The recycling boxes can be filled with discarded sweet wrappers and other packaging and returned once full to be disposed of in a way that avoids landfilling.
Rubicon has announced the launch of its annual Trick or Trash campaign, a recycling programme to help reduce the waste that accumulates every year around Halloween.
The Atlanta-based software company provides easy-to-assemble recycling boxes to schools and small businesses, which can be filled with discarded sweet wrappers and other packaging and returned once full to be disposed of in a way that avoids landfilling.
Landfills and oceans
In 2019, Rubicon reports more than 470 schools in 49 states participated in the programme and in the process diverted an estimated 4,000 pounds of wrappers and packaging from landfills and oceans.
“Last year’s campaign was a huge success, and we are looking to expand its reach and impact in 2020,” said Nate Morris, founder and CEO of Rubicon. “Helping the next generation understand the challenges associated with waste reduction and recycling is a priority for us, and for our partners.”

__Requirement__
Continue the article on Rubicon's Trick or Trash Halloween recycling campaign, starting after its last sentence. Nothing in the listing is needed for this work.

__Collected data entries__
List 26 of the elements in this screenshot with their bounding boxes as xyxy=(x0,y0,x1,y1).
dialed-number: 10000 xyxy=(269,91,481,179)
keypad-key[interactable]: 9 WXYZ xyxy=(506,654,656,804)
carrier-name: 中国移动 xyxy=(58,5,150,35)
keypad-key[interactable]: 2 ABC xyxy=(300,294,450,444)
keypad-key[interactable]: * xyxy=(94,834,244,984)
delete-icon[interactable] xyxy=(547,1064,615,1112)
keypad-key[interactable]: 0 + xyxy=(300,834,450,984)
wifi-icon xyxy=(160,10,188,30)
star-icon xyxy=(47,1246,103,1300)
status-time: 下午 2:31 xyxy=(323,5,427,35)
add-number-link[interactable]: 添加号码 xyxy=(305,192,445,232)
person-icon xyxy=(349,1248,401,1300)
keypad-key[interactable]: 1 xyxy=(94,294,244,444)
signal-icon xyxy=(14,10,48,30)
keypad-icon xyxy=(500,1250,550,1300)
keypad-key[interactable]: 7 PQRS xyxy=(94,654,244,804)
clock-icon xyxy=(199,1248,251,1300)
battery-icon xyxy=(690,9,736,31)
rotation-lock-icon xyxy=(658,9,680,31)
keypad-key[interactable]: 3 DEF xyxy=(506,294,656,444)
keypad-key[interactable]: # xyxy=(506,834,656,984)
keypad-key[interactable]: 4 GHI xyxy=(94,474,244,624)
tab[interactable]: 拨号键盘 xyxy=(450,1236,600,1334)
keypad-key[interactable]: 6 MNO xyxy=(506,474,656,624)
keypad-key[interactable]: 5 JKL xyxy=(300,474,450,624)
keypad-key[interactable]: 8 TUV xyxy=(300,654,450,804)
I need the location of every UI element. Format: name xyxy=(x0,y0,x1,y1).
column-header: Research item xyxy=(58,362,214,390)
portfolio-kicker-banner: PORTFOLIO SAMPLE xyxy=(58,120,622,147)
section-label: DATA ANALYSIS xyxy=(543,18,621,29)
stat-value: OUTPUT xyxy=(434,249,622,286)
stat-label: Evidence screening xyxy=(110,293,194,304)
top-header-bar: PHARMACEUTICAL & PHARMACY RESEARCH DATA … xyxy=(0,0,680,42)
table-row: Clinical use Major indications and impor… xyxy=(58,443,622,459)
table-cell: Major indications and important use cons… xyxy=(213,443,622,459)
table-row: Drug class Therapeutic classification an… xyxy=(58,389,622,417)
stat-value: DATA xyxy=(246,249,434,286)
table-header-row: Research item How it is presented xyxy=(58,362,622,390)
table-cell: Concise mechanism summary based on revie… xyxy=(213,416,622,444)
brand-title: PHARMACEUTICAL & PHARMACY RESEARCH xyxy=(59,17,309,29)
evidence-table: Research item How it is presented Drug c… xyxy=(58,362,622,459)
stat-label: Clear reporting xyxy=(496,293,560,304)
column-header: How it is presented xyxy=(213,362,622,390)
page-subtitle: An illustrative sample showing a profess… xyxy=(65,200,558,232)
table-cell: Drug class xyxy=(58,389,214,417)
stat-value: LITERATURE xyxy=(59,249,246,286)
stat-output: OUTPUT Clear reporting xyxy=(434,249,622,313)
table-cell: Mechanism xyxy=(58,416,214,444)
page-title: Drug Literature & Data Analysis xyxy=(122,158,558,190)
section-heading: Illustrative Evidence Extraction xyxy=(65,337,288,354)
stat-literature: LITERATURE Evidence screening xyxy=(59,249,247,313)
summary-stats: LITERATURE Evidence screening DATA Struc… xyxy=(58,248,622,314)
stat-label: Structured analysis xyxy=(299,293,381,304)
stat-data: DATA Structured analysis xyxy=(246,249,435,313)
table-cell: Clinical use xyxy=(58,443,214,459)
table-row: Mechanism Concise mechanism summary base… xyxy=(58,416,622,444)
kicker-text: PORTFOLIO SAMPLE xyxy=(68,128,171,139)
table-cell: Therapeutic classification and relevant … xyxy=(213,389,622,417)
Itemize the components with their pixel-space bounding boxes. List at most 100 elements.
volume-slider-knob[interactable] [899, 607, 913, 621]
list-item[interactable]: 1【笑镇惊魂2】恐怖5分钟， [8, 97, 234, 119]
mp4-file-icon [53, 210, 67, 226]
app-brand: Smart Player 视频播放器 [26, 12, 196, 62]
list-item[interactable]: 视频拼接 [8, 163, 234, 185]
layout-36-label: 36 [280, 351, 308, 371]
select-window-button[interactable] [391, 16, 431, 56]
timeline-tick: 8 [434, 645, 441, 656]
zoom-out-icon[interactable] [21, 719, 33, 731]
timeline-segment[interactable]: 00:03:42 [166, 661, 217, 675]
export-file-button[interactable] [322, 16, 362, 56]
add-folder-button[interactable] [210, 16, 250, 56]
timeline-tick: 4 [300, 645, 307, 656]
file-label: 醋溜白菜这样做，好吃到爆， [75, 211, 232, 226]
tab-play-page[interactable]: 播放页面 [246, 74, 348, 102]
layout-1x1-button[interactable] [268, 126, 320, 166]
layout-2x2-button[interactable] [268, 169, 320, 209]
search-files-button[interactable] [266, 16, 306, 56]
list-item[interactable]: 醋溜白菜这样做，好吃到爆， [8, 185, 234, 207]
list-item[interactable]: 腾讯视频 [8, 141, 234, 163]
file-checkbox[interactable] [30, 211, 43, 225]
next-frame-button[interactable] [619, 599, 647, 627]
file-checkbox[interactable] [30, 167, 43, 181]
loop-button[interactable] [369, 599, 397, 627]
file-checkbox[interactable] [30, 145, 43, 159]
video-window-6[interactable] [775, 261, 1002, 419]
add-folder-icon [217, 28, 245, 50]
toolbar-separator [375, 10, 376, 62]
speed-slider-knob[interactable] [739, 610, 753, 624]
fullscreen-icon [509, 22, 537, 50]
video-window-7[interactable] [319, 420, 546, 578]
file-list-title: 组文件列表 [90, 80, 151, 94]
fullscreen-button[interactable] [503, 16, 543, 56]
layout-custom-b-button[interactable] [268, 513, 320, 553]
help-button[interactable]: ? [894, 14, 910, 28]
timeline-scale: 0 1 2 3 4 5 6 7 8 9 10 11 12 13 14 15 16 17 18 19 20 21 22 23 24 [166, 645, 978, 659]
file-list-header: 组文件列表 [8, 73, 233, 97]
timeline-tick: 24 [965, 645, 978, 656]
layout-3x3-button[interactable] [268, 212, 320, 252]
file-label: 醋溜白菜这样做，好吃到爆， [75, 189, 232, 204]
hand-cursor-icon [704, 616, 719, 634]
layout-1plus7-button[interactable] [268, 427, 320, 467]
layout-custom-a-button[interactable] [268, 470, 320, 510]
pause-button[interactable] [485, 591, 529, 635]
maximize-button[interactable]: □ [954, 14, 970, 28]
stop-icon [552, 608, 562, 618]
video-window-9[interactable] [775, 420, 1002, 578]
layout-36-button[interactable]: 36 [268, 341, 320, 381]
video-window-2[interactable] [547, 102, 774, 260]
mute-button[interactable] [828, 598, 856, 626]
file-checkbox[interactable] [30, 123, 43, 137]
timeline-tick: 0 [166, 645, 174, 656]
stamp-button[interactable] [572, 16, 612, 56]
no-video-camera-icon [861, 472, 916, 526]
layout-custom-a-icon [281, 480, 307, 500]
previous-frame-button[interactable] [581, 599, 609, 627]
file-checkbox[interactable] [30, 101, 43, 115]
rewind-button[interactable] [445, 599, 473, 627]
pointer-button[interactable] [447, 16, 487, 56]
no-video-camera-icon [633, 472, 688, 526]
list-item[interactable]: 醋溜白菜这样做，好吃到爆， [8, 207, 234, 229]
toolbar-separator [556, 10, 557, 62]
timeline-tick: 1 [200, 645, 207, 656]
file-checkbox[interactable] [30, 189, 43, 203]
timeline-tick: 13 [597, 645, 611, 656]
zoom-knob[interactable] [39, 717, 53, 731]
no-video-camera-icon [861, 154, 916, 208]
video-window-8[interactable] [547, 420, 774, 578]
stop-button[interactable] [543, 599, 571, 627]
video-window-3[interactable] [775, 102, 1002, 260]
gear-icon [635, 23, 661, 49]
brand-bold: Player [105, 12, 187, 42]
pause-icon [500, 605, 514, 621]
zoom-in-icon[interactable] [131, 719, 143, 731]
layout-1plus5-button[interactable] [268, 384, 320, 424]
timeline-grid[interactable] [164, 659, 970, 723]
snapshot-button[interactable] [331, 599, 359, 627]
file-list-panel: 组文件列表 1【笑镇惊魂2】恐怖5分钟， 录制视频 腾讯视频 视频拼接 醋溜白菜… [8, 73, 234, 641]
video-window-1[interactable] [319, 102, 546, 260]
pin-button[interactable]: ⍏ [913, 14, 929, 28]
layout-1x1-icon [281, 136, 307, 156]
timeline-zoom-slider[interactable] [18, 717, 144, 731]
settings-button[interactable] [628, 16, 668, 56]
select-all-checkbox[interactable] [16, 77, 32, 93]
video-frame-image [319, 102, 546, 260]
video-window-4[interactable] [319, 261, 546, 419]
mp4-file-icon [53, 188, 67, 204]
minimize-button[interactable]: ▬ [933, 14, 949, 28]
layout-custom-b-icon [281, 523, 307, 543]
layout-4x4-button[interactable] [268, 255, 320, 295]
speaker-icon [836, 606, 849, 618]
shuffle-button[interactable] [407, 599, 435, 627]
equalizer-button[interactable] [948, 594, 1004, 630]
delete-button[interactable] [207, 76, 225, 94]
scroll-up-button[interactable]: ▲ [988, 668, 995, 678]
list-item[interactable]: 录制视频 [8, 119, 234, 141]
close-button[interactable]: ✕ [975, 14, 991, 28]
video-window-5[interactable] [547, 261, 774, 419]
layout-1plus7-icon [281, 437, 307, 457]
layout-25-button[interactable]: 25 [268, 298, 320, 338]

__Result__
This year, Rubicon will be assisted in raising the awareness and educational scope of Trick or Trash by a new programme partner, the National Wildlife Federation.
The 2020 campaign also features an educational component that is customised for different age groups. Lesson plans, fact sheets, and even lunch box reminders can be downloaded from the Trick or Trash website. These materials were designed for both in-person and distance learning, in recognition of limited school attendance in some parts of the country due to Covid-19.
“Educating and inspiring the next generation of environmental and wildlife champions is central to our work and mission at the National Wildlife Federation. We’re proud to partner with Rubicon on the Trick or Trash campaign to show millions of Americans how small steps, like reducing waste and recycling, can help recover wildlife populations and restore natural resources,” added Collin O’Mara, president and CEO of the National Wildlife Federation.
“By bringing together students, teachers, and business owners to reduce waste from contaminating our lands and waters, we will both ensure healthier communities for people and save habitat for imperilled wildlife.”
Trick or Trash runs throughout October and participants can request a recycling box at www.trickortrash.com.